(Figure contents as structured data)
****************

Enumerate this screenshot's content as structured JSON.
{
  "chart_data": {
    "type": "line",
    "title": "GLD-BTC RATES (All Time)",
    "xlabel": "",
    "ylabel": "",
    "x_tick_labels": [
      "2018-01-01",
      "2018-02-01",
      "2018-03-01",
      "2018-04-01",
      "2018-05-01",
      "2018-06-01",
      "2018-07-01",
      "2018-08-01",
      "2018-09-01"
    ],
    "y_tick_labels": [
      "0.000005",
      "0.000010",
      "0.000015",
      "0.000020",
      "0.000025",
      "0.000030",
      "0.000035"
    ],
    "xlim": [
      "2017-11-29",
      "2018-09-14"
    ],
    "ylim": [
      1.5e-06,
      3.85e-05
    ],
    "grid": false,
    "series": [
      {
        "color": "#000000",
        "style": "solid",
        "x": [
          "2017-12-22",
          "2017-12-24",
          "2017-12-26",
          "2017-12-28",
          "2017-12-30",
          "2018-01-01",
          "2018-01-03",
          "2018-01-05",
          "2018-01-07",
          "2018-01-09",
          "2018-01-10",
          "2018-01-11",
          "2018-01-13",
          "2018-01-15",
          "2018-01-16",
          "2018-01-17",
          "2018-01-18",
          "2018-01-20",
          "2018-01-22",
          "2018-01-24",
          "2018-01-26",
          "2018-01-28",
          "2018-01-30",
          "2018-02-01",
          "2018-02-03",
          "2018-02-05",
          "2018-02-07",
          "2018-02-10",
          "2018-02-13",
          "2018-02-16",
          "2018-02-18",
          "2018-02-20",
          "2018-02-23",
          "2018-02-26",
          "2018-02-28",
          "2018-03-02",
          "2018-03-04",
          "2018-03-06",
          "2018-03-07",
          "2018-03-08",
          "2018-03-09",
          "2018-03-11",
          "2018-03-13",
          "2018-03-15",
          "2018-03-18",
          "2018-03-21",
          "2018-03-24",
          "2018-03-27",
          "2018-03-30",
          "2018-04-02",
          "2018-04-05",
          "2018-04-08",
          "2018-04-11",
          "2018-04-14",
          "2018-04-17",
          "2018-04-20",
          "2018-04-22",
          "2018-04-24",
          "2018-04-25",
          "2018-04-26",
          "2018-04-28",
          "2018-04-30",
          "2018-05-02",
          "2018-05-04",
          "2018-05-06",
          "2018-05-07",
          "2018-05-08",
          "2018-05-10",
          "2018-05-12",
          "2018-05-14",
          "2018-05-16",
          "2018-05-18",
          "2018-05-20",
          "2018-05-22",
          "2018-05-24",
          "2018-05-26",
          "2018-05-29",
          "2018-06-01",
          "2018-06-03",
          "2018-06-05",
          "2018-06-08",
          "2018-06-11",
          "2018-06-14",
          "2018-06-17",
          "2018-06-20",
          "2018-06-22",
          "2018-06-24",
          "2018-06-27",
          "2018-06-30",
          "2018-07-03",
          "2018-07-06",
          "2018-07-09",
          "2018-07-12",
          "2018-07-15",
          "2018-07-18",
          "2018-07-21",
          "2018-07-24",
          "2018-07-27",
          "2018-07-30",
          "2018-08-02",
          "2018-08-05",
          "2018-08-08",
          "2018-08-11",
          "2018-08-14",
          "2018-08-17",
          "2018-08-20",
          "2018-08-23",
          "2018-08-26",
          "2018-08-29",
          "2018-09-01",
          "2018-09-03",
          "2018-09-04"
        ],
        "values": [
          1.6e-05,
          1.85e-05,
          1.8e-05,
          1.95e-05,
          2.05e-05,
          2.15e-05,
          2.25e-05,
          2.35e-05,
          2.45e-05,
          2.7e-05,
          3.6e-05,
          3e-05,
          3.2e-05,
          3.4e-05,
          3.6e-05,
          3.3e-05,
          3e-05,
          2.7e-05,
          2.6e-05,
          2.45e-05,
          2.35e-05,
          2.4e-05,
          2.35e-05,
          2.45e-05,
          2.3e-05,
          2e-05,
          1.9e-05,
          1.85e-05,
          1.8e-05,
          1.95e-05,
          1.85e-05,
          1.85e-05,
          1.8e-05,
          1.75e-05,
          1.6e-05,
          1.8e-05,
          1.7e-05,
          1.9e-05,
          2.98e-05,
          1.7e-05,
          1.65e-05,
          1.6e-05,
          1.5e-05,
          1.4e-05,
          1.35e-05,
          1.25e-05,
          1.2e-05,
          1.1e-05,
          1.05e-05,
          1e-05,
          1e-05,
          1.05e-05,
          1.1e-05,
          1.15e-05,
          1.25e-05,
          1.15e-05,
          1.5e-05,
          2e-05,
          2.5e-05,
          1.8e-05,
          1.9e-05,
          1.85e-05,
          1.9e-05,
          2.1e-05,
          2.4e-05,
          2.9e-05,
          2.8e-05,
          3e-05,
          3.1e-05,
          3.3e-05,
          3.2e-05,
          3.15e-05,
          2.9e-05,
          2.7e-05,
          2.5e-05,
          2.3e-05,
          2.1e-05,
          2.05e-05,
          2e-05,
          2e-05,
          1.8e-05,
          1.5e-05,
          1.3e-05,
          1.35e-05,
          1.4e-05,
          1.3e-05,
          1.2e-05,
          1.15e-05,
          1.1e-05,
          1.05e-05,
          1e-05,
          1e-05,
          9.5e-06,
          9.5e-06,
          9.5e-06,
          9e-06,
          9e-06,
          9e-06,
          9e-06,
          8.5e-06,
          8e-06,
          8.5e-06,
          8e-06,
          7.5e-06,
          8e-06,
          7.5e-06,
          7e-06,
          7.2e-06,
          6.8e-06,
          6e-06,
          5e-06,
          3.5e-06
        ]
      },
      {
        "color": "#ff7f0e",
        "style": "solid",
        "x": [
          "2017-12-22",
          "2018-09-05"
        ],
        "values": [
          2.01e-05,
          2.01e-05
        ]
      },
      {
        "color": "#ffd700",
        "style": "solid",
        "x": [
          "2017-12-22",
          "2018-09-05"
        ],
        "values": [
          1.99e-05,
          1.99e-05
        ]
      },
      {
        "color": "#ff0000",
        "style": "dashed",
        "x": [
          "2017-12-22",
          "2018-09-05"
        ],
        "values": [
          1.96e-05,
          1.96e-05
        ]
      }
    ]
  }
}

****************

Go through the preceding material and copy each line that has the word "color".

        "color": "#000000",
        "color": "#ff7f0e",
        "color": "#ffd700",
        "color": "#ff0000",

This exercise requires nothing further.